[Dataset items]
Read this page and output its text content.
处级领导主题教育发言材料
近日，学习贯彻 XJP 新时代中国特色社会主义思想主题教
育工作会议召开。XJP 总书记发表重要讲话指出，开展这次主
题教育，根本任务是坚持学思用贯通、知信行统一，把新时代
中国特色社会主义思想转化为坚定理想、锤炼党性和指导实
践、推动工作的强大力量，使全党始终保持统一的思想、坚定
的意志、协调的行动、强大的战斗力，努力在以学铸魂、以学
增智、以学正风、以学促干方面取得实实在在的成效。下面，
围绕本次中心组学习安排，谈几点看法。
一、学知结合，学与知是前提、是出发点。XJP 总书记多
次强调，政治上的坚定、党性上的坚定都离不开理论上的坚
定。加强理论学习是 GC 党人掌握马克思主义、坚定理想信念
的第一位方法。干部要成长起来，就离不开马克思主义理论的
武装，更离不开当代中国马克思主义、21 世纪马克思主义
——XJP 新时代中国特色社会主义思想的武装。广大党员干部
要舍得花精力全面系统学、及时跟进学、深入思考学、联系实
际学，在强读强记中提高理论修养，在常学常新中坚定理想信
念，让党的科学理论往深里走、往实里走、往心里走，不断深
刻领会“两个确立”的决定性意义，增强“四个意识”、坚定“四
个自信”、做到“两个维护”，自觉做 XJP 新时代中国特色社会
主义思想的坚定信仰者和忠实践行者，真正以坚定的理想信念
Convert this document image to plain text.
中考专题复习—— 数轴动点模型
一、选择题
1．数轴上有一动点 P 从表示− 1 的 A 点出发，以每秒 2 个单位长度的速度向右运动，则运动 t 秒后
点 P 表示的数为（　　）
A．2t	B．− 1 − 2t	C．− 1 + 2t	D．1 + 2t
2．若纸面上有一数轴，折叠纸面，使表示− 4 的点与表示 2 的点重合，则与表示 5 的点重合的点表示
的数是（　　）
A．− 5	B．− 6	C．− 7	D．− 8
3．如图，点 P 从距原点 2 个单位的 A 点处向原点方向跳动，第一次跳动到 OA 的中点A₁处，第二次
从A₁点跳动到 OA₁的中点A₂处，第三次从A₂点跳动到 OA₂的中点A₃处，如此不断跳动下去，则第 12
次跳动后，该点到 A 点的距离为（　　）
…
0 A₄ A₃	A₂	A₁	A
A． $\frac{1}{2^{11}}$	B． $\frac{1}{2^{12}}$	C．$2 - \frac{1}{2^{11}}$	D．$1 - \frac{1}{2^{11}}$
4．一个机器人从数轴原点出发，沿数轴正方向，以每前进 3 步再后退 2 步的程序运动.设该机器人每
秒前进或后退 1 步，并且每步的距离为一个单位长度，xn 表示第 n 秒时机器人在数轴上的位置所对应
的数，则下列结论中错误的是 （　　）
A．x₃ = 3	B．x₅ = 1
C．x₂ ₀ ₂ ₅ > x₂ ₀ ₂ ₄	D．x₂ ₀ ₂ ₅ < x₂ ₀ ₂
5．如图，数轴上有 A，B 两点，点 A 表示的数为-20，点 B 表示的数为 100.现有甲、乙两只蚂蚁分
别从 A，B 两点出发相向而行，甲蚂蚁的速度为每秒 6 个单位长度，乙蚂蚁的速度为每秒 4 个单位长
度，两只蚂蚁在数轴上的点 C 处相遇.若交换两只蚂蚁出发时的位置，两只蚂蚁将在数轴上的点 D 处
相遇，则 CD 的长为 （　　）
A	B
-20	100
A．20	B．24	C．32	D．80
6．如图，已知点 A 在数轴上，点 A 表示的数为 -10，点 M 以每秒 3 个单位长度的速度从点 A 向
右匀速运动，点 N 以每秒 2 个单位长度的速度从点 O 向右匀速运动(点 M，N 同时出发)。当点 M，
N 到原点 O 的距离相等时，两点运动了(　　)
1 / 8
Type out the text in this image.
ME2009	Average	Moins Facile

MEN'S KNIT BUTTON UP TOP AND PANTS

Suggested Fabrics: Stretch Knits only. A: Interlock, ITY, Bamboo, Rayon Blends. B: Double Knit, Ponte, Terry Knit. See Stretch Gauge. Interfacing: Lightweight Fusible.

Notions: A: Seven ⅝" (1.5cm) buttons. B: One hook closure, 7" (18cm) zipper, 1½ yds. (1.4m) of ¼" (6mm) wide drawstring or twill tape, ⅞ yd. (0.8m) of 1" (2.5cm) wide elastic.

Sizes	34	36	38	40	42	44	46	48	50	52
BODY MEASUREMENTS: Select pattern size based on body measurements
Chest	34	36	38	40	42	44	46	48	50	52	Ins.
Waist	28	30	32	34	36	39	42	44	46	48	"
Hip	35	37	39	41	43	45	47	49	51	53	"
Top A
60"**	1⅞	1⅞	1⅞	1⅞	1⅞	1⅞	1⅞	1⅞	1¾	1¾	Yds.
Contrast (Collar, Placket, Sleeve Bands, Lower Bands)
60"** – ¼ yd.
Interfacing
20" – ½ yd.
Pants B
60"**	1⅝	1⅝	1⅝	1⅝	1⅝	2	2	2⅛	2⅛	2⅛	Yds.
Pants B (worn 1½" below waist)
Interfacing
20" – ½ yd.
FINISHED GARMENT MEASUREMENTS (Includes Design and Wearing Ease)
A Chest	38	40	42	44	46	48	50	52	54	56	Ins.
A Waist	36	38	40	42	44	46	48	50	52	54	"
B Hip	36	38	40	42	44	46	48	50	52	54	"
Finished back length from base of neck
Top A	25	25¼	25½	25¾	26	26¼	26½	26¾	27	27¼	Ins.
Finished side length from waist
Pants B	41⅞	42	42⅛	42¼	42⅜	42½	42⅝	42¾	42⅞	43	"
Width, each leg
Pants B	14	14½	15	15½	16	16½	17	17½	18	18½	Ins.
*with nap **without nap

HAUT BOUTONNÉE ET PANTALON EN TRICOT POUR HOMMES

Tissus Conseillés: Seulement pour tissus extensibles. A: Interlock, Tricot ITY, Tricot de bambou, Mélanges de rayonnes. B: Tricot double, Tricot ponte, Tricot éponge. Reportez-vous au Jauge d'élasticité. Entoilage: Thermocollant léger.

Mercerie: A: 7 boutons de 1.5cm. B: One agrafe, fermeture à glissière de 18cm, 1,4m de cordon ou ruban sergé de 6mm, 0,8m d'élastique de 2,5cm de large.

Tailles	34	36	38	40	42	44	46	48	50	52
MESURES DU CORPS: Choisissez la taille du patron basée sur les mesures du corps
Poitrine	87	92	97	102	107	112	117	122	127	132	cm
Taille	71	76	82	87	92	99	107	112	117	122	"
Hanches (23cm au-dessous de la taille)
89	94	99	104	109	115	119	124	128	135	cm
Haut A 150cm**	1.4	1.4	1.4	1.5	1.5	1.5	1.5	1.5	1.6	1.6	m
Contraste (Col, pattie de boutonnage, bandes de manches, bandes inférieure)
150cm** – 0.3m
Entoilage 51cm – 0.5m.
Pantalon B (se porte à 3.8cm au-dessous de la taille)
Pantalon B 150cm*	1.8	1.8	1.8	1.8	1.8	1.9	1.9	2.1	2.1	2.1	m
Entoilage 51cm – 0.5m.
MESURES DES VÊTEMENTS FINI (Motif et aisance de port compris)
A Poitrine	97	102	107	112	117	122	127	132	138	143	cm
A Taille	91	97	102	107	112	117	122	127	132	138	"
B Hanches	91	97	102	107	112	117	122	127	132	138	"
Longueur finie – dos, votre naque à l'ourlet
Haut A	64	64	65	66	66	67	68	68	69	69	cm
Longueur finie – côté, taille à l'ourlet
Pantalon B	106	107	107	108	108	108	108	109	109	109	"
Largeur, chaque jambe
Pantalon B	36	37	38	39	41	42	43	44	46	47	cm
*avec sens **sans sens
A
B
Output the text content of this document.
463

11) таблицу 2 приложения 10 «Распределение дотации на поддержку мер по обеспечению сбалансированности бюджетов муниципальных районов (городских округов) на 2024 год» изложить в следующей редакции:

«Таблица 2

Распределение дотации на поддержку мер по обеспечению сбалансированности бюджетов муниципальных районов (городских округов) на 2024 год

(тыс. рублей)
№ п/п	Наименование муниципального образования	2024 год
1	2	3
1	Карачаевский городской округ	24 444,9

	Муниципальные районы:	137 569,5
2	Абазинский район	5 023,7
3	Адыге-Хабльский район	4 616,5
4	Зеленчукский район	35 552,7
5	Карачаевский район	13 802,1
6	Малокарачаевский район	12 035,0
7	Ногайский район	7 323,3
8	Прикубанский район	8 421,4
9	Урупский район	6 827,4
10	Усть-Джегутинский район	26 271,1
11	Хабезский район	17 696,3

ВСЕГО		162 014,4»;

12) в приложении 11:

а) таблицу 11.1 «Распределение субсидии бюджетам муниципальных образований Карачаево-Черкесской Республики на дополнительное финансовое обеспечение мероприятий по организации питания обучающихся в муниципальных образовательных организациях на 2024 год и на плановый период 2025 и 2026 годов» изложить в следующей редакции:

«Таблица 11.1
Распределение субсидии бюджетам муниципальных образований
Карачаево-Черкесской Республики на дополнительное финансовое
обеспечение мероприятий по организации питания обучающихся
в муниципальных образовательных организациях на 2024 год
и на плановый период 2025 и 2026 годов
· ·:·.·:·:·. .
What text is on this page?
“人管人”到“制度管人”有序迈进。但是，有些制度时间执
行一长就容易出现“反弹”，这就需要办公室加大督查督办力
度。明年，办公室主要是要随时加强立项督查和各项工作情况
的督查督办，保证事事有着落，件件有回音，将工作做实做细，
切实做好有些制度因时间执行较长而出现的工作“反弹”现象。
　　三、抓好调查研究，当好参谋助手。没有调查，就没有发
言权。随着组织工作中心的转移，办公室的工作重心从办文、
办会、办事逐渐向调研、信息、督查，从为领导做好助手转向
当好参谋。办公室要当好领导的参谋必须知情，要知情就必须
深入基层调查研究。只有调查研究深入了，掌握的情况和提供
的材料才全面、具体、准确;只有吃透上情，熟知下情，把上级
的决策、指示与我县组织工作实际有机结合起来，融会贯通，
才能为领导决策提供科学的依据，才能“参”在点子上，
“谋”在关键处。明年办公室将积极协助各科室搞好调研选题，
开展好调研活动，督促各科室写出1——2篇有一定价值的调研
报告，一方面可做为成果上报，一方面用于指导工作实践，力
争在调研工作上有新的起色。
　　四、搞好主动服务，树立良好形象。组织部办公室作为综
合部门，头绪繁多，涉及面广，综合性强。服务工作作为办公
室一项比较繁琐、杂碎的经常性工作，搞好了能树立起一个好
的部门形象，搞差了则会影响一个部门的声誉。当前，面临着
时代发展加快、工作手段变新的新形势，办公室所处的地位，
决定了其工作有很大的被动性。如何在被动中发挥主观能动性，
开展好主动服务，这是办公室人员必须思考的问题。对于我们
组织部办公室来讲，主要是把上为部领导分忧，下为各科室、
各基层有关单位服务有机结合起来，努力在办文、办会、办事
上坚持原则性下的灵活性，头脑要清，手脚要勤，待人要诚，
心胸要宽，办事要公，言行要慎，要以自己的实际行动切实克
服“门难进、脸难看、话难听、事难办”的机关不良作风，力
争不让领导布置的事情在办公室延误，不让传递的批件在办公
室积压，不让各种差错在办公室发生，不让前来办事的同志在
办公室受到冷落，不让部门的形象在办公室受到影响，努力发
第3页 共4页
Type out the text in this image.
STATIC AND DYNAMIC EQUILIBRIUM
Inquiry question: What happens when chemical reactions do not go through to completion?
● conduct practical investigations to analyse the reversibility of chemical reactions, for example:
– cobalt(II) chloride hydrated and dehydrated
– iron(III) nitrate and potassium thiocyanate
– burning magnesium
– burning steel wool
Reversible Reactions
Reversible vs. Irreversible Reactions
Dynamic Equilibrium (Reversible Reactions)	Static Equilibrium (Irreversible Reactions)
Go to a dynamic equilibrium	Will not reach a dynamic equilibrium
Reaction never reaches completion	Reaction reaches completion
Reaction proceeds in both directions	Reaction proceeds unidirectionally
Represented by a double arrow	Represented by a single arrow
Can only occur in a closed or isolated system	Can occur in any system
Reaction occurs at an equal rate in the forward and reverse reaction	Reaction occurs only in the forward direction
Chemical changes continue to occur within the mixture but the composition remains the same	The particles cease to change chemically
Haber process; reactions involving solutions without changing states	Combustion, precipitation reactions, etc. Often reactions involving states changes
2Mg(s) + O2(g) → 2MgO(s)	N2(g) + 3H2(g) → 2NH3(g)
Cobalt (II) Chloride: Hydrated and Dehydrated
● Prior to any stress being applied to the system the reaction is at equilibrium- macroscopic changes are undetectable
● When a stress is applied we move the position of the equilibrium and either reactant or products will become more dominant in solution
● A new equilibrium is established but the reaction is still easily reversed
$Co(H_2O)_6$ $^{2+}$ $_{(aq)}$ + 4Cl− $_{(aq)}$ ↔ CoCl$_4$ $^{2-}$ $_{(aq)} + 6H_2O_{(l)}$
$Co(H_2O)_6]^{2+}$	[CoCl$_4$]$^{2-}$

■ Exercise goal ■
Of the lines above, copy each that contains "CoCl".

■ Finished exercise ■
$Co(H_2O)_6$ $^{2+}$ $_{(aq)}$ + 4Cl− $_{(aq)}$ ↔ CoCl$_4$ $^{2-}$ $_{(aq)} + 6H_2O_{(l)}$
$Co(H_2O)_6]^{2+}$	[CoCl$_4$]$^{2-}$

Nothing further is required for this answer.